• **The problem**
State the count of lines below in which the word "Initialize" appears, and add nothing.

• **Data for processing**
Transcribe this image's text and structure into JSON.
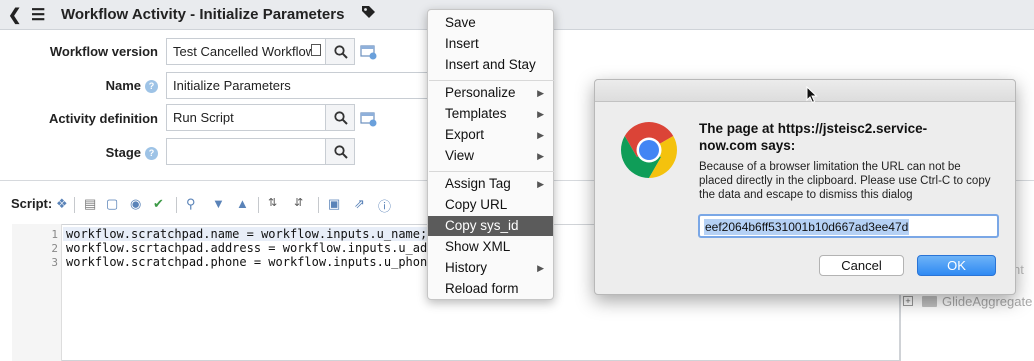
{
  "header": {
    "title": "Workflow Activity - Initialize Parameters"
  },
  "form": {
    "workflow_version": {
      "label": "Workflow version",
      "value": "Test Cancelled Workflow"
    },
    "name": {
      "label": "Name",
      "value": "Initialize Parameters"
    },
    "activity_definition": {
      "label": "Activity definition",
      "value": "Run Script"
    },
    "stage": {
      "label": "Stage",
      "value": ""
    },
    "help_glyph": "?"
  },
  "script": {
    "label": "Script:",
    "lines": [
      {
        "num": "1",
        "code": "workflow.scratchpad.name = workflow.inputs.u_name;"
      },
      {
        "num": "2",
        "code": "workflow.scrtachpad.address = workflow.inputs.u_ad"
      },
      {
        "num": "3",
        "code": "workflow.scratchpad.phone = workflow.inputs.u_phon"
      }
    ]
  },
  "context_menu": {
    "items": [
      {
        "label": "Save",
        "submenu": false
      },
      {
        "label": "Insert",
        "submenu": false
      },
      {
        "label": "Insert and Stay",
        "submenu": false
      },
      {
        "label": "Personalize",
        "submenu": true
      },
      {
        "label": "Templates",
        "submenu": true
      },
      {
        "label": "Export",
        "submenu": true
      },
      {
        "label": "View",
        "submenu": true
      },
      {
        "label": "Assign Tag",
        "submenu": true
      },
      {
        "label": "Copy URL",
        "submenu": false
      },
      {
        "label": "Copy sys_id",
        "submenu": false,
        "selected": true
      },
      {
        "label": "Show XML",
        "submenu": false
      },
      {
        "label": "History",
        "submenu": true
      },
      {
        "label": "Reload form",
        "submenu": false
      }
    ]
  },
  "dialog": {
    "title": "The page at https://jsteisc2.service-now.com says:",
    "message": "Because of a browser limitation the URL can not be placed directly in the clipboard.  Please use Ctrl-C to copy the data and escape to dismiss this dialog",
    "value": "eef2064b6ff531001b10d667ad3ee47d",
    "cancel_label": "Cancel",
    "ok_label": "OK"
  },
  "right_panel": {
    "faint_text": "nt",
    "tree_item": "GlideAggregate"
  },
  "colors": {
    "header_bg": "#e9ebee",
    "menu_selected": "#5b5b5b",
    "ok_button": "#2f8af3",
    "selection": "#b5d1f5"
  }
}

• **The solution**
2